» INPUT MATERIAL

========================

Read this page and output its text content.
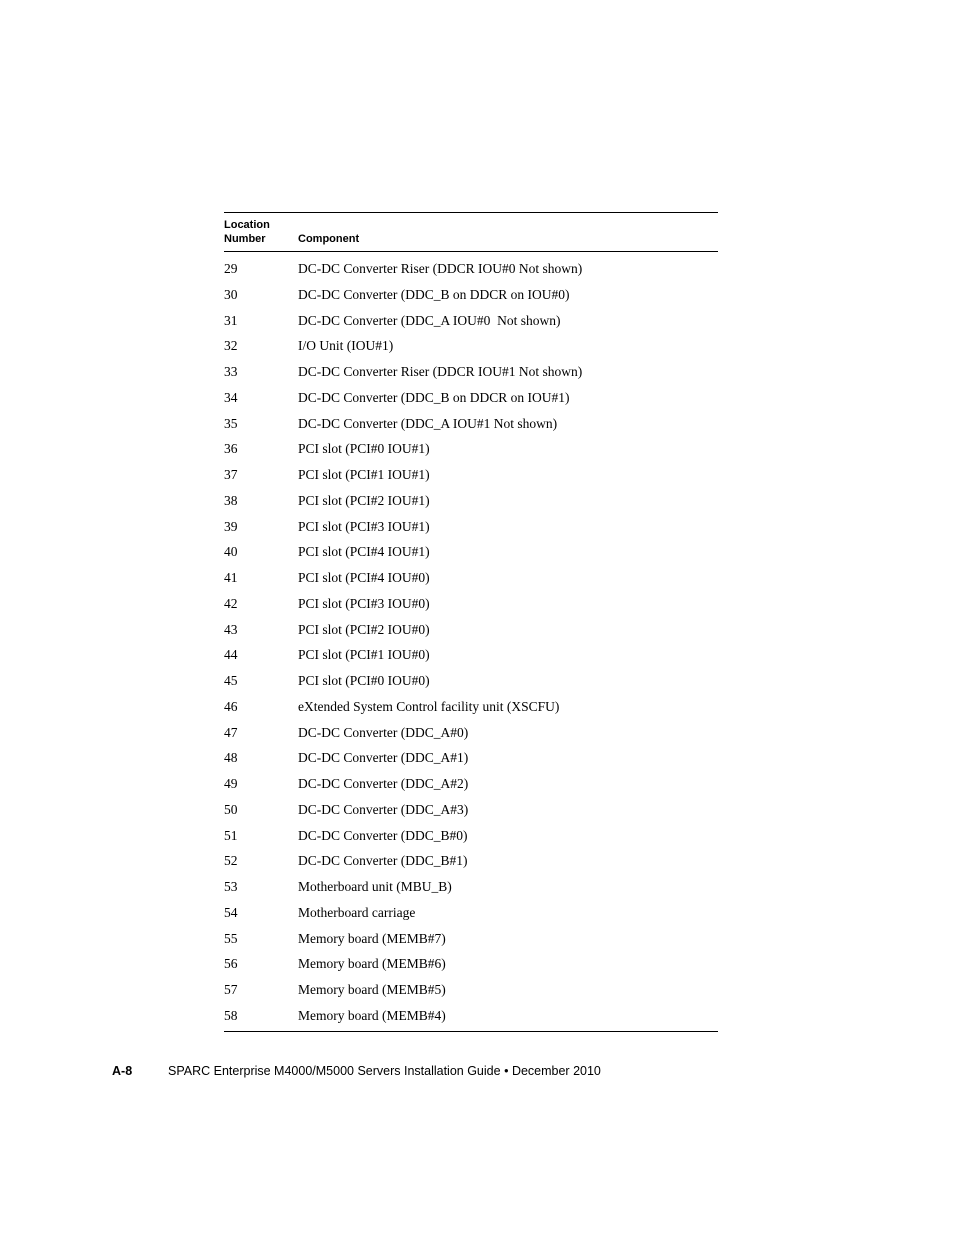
Location
Number	Component
29	DC-DC Converter Riser (DDCR IOU#0 Not shown)
30	DC-DC Converter (DDC_B on DDCR on IOU#0)
31	DC-DC Converter (DDC_A IOU#0  Not shown)
32	I/O Unit (IOU#1)
33	DC-DC Converter Riser (DDCR IOU#1 Not shown)
34	DC-DC Converter (DDC_B on DDCR on IOU#1)
35	DC-DC Converter (DDC_A IOU#1 Not shown)
36	PCI slot (PCI#0 IOU#1)
37	PCI slot (PCI#1 IOU#1)
38	PCI slot (PCI#2 IOU#1)
39	PCI slot (PCI#3 IOU#1)
40	PCI slot (PCI#4 IOU#1)
41	PCI slot (PCI#4 IOU#0)
42	PCI slot (PCI#3 IOU#0)
43	PCI slot (PCI#2 IOU#0)
44	PCI slot (PCI#1 IOU#0)
45	PCI slot (PCI#0 IOU#0)
46	eXtended System Control facility unit (XSCFU)
47	DC-DC Converter (DDC_A#0)
48	DC-DC Converter (DDC_A#1)
49	DC-DC Converter (DDC_A#2)
50	DC-DC Converter (DDC_A#3)
51	DC-DC Converter (DDC_B#0)
52	DC-DC Converter (DDC_B#1)
53	Motherboard unit (MBU_B)
54	Motherboard carriage
55	Memory board (MEMB#7)
56	Memory board (MEMB#6)
57	Memory board (MEMB#5)
58	Memory board (MEMB#4)
A-8	SPARC Enterprise M4000/M5000 Servers Installation Guide • December 2010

========================

» DESCRIPTION OF THE TASK
Leave out the pictures and print every line of the data exactly.

» OUTPUT OF THE TASK
Read this page and output its text content.
Location
Number	Component
29	DC-DC Converter Riser (DDCR IOU#0 Not shown)
30	DC-DC Converter (DDC_B on DDCR on IOU#0)
31	DC-DC Converter (DDC_A IOU#0  Not shown)
32	I/O Unit (IOU#1)
33	DC-DC Converter Riser (DDCR IOU#1 Not shown)
34	DC-DC Converter (DDC_B on DDCR on IOU#1)
35	DC-DC Converter (DDC_A IOU#1 Not shown)
36	PCI slot (PCI#0 IOU#1)
37	PCI slot (PCI#1 IOU#1)
38	PCI slot (PCI#2 IOU#1)
39	PCI slot (PCI#3 IOU#1)
40	PCI slot (PCI#4 IOU#1)
41	PCI slot (PCI#4 IOU#0)
42	PCI slot (PCI#3 IOU#0)
43	PCI slot (PCI#2 IOU#0)
44	PCI slot (PCI#1 IOU#0)
45	PCI slot (PCI#0 IOU#0)
46	eXtended System Control facility unit (XSCFU)
47	DC-DC Converter (DDC_A#0)
48	DC-DC Converter (DDC_A#1)
49	DC-DC Converter (DDC_A#2)
50	DC-DC Converter (DDC_A#3)
51	DC-DC Converter (DDC_B#0)
52	DC-DC Converter (DDC_B#1)
53	Motherboard unit (MBU_B)
54	Motherboard carriage
55	Memory board (MEMB#7)
56	Memory board (MEMB#6)
57	Memory board (MEMB#5)
58	Memory board (MEMB#4)
A-8	SPARC Enterprise M4000/M5000 Servers Installation Guide • December 2010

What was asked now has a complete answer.